_Given text_
Do People with Work-Related Asthma Get Properly Vaccinated?
Adults with asthma are at increased risk for pneumococcal diseases, which are caused by the bacteria Streptococcus pneumoniae. These diseases include things like pneumonia, meningitis, and sepsis. Luckily, there are pneumococcal vaccines that can be delivered via simple injections under the skin or into the muscle that can potentially prevent these diseases.
The Centers for Disease Control and Prevention (CDC) recommends that all adults between the ages of 19 and 64 who suffer from asthma get the pneumococcal vaccine and that those older than 65 get 2 such vaccines. Nonetheless, according to a new study published in the American Journal of Preventative Medicine at the end of September, only about 50% of those with work-related asthma get the vaccine.
The study aimed to determine what percentage of people with different types of asthma actually get the pneumococcal vaccine as recommended. They were particularly interested in the difference between those with work-related asthma and those whose asthma occur independent of their work. The researchers analyzed national data from the years 2012 and 2013 and found that while overall, adults with asthma got the vaccine at a rate of about 50%. However, the likelihood of getting the vaccine varied depending on various factors. For instance, compared to those with work-related asthma, patients with asthma that was not work-related were less likely to get the pneumococcal vaccine. About 35% of those with asthma that was not work-related got the vaccine in 2012-2013.

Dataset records
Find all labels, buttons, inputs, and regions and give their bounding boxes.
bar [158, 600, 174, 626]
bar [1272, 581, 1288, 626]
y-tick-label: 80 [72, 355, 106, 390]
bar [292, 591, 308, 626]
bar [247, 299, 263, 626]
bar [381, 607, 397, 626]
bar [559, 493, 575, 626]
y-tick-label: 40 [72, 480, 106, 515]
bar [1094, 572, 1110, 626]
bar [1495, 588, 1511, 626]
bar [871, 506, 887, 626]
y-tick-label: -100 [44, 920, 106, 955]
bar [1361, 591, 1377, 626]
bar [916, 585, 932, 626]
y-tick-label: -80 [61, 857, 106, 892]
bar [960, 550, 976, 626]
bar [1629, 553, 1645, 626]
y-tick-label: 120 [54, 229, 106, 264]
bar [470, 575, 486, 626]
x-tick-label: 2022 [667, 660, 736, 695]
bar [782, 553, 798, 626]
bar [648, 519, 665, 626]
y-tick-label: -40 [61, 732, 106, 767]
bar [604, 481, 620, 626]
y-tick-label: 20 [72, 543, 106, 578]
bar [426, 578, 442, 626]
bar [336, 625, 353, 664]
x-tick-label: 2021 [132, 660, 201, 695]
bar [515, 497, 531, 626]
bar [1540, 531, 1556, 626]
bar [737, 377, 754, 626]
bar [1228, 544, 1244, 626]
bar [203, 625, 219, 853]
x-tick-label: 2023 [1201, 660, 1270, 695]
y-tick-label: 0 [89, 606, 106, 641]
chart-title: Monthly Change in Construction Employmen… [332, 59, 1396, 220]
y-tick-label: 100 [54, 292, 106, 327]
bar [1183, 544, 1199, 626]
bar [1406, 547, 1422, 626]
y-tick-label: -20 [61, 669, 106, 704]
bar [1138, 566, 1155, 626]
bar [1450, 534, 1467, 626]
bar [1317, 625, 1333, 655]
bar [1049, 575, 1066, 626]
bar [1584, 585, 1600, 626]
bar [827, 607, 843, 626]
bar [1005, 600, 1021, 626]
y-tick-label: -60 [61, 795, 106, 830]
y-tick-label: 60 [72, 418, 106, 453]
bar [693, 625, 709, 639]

_To do_
a) According to the article on asthma and vaccination, what does the CDC recommend for people with asthma who are older than 65?
b) Decide whether each statement agrees with the article on asthma and vaccination, and quote the words from it that settle each one. (i) Pneumococcal diseases are caused by the bacteria Streptococcus pneumoniae. (ii) The researchers analyzed national data from 2010 and 2011. (iii) Pneumococcal vaccines can be given as an injection into the muscle.

_Responses_
a) They should get 2 pneumococcal vaccines.

b)
(i) Yes: "pneumococcal diseases, which are caused by the bacteria Streptococcus pneumoniae"
(ii) No: "The researchers analyzed national data from the years 2012 and 2013"
(iii) Yes: "delivered via simple injections under the skin or into the muscle"